== INPUT DATA

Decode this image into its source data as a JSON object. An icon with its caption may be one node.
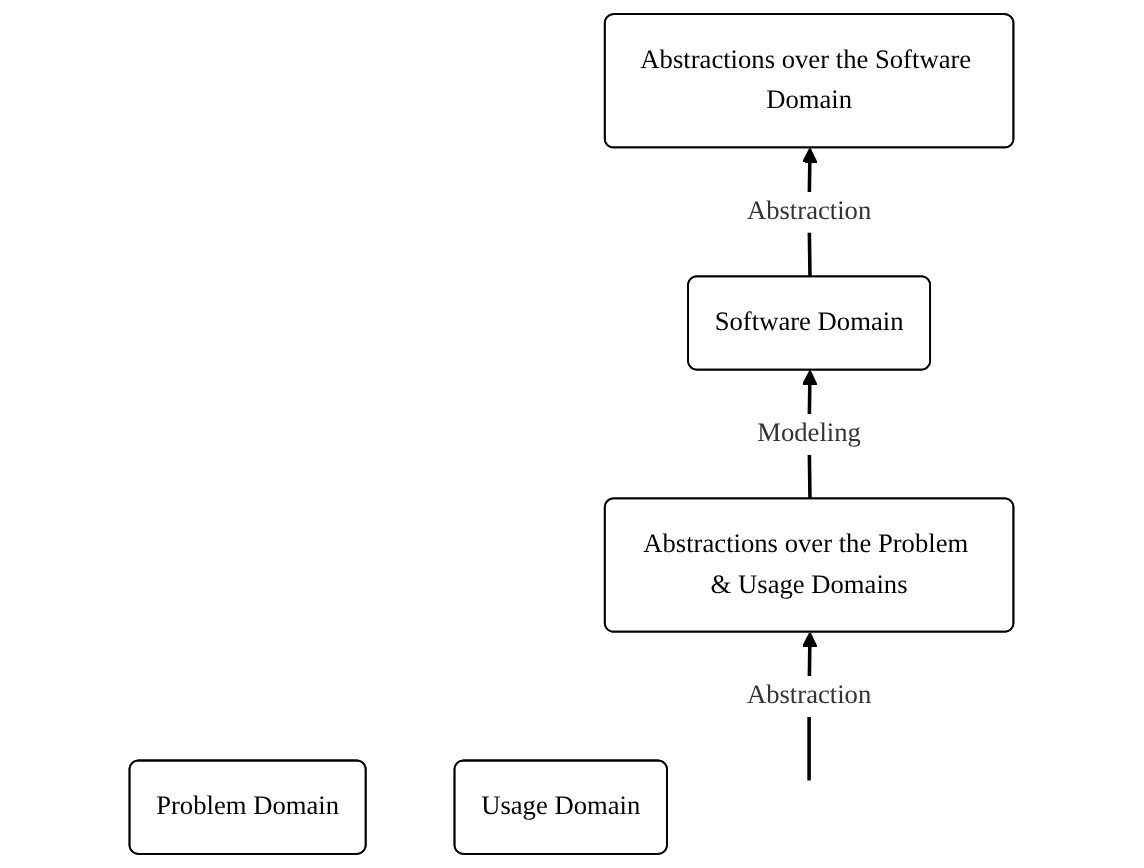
{
  "diagram": {
    "nodes": [
      {
        "text": [
          "Abstractions over the Software Domain"
        ]
      },
      {
        "text": [
          "Software Domain"
        ]
      },
      {
        "text": [
          "Abstractions over the Problem & Usage Domains"
        ]
      },
      {
        "text": [
          "Problem Domain"
        ]
      },
      {
        "text": [
          "Usage Domain"
        ]
      }
    ],
    "edges": [
      {
        "from": 1,
        "to": 0,
        "arrow": "to",
        "label": "Abstraction"
      },
      {
        "from": 2,
        "to": 1,
        "arrow": "to",
        "label": "Modeling"
      },
      {
        "from": null,
        "to": 2,
        "arrow": "to",
        "label": "Abstraction"
      }
    ]
  }
}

====

* [GIVEN INSTRUCTION]
Pictures stay out of the copy; please restate every record above exactly.

* [RESULT OF THE EXERCISE]
Decode this image into its source data as a JSON object. An icon with its caption may be one node.
{
  "diagram": {
    "nodes": [
      {
        "text": [
          "Abstractions over the Software Domain"
        ]
      },
      {
        "text": [
          "Software Domain"
        ]
      },
      {
        "text": [
          "Abstractions over the Problem & Usage Domains"
        ]
      },
      {
        "text": [
          "Problem Domain"
        ]
      },
      {
        "text": [
          "Usage Domain"
        ]
      }
    ],
    "edges": [
      {
        "from": 1,
        "to": 0,
        "arrow": "to",
        "label": "Abstraction"
      },
      {
        "from": 2,
        "to": 1,
        "arrow": "to",
        "label": "Modeling"
      },
      {
        "from": null,
        "to": 2,
        "arrow": "to",
        "label": "Abstraction"
      }
    ]
  }
}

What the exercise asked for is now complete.